── ЗАПИСИ НАБОРА ДАННЫХ

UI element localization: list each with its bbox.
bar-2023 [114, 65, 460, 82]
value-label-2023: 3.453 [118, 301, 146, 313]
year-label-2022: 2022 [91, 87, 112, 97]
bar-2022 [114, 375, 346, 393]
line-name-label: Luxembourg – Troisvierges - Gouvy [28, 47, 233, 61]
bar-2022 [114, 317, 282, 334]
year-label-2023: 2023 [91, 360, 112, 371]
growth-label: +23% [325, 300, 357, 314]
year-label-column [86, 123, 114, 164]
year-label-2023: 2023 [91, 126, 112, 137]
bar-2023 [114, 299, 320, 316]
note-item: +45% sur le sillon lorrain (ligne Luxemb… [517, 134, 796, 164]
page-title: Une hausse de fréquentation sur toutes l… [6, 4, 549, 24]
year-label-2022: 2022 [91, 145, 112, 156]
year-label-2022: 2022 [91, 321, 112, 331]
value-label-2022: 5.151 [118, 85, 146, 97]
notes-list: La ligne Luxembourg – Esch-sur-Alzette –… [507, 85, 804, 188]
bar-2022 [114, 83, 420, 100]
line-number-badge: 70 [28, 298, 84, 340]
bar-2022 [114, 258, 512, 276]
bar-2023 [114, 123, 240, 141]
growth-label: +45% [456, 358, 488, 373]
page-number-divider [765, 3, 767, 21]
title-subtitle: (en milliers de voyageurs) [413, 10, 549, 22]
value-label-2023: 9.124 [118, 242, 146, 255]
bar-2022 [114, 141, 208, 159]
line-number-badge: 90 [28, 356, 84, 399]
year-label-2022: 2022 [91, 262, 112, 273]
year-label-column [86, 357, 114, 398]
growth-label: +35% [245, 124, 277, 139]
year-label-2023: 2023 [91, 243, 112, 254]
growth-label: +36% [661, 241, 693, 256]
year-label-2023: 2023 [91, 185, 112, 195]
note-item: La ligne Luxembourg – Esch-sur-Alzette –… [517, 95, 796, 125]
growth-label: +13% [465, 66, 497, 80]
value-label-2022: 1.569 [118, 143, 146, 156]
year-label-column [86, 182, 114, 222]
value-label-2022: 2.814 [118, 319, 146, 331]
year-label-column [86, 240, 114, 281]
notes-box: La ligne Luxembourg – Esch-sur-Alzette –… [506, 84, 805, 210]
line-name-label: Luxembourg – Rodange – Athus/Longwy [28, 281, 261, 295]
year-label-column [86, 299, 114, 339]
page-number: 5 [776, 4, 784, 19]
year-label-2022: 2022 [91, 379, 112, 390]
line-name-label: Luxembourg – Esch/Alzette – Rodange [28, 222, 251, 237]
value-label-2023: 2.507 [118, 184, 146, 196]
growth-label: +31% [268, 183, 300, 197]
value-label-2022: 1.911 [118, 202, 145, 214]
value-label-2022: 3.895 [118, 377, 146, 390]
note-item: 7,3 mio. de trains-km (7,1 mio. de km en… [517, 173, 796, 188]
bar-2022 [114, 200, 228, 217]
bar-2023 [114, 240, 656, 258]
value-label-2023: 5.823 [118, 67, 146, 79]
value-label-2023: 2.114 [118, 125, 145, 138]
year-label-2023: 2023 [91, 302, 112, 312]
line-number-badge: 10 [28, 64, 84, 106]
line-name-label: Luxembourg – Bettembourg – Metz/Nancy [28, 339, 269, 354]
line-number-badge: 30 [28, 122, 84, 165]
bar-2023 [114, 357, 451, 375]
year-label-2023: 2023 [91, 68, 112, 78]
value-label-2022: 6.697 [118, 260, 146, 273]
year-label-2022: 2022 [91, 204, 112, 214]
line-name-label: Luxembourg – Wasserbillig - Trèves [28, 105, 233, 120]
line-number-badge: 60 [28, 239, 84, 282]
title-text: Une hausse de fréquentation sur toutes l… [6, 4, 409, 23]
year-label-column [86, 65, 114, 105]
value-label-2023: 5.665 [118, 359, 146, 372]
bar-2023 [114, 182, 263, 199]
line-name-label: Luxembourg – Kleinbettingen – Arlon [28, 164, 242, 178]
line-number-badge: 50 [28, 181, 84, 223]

────

• ЧТО ТРЕБУЕТСЯ: Перепишите листинг с первой строки по строку с "line-name-label: Luxembourg – Troisvierges" включительно, заменив в нём "bbox" на "bounding box". Всё остальное оставьте как есть.

• РЕШЁННАЯ ЗАДАЧА:
UI element localization: list each with its bounding box.
bar-2023 [114, 65, 460, 82]
value-label-2023: 3.453 [118, 301, 146, 313]
year-label-2022: 2022 [91, 87, 112, 97]
bar-2022 [114, 375, 346, 393]
line-name-label: Luxembourg – Troisvierges - Gouvy [28, 47, 233, 61]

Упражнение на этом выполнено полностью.